Look through the material below. Copy every line with the string "different" in it.

Excerpts from a figure dataset
>> Begin

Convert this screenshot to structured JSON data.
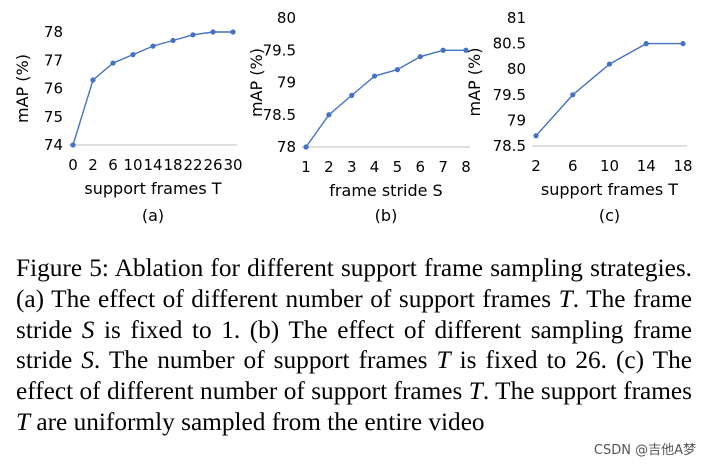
{
  "chart_data": [
    {
      "type": "line",
      "ylabel": "mAP (%)",
      "xlabel": "support frames T",
      "panel_label": "(a)",
      "categories": [
        "0",
        "2",
        "6",
        "10",
        "14",
        "18",
        "22",
        "26",
        "30"
      ],
      "values": [
        74.0,
        76.3,
        76.9,
        77.2,
        77.5,
        77.7,
        77.9,
        78.0,
        78.0
      ],
      "ylim": [
        74,
        78
      ],
      "yticks": [
        "74",
        "75",
        "76",
        "77",
        "78"
      ],
      "colors": {
        "line": "#4472C4"
      }
    },
    {
      "type": "line",
      "ylabel": "mAP (%)",
      "xlabel": "frame stride S",
      "panel_label": "(b)",
      "categories": [
        "1",
        "2",
        "3",
        "4",
        "5",
        "6",
        "7",
        "8"
      ],
      "values": [
        78.0,
        78.5,
        78.8,
        79.1,
        79.2,
        79.4,
        79.5,
        79.5
      ],
      "ylim": [
        78,
        80
      ],
      "yticks": [
        "78",
        "78.5",
        "79",
        "79.5",
        "80"
      ],
      "colors": {
        "line": "#4472C4"
      }
    },
    {
      "type": "line",
      "ylabel": "mAP (%)",
      "xlabel": "support frames T",
      "panel_label": "(c)",
      "categories": [
        "2",
        "6",
        "10",
        "14",
        "18"
      ],
      "values": [
        78.7,
        79.5,
        80.1,
        80.5,
        80.5
      ],
      "ylim": [
        78.5,
        81
      ],
      "yticks": [
        "78.5",
        "79",
        "79.5",
        "80",
        "80.5",
        "81"
      ],
      "colors": {
        "line": "#4472C4"
      }
    }
  ],
  "caption": {
    "s1": "Figure 5: Ablation for different support frame sampling strategies. (a) The effect of different number of support frames ",
    "v1": "T",
    "s2": ". The frame stride ",
    "v2": "S",
    "s3": " is fixed to 1. (b) The effect of different sampling frame stride ",
    "v3": "S",
    "s4": ". The number of support frames ",
    "v4": "T",
    "s5": " is fixed to 26. (c) The effect of different number of support frames ",
    "v5": "T",
    "s6": ". The support frames ",
    "v6": "T",
    "s7": " are uniformly sampled from the entire video"
  },
  "watermark": "CSDN @吉他A梦"
}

>> End

Exercise result —
    "s1": "Figure 5: Ablation for different support frame sampling strategies. (a) The effect of different number of support frames ",
    "s3": " is fixed to 1. (b) The effect of different sampling frame stride ",
    "s5": " is fixed to 26. (c) The effect of different number of support frames ",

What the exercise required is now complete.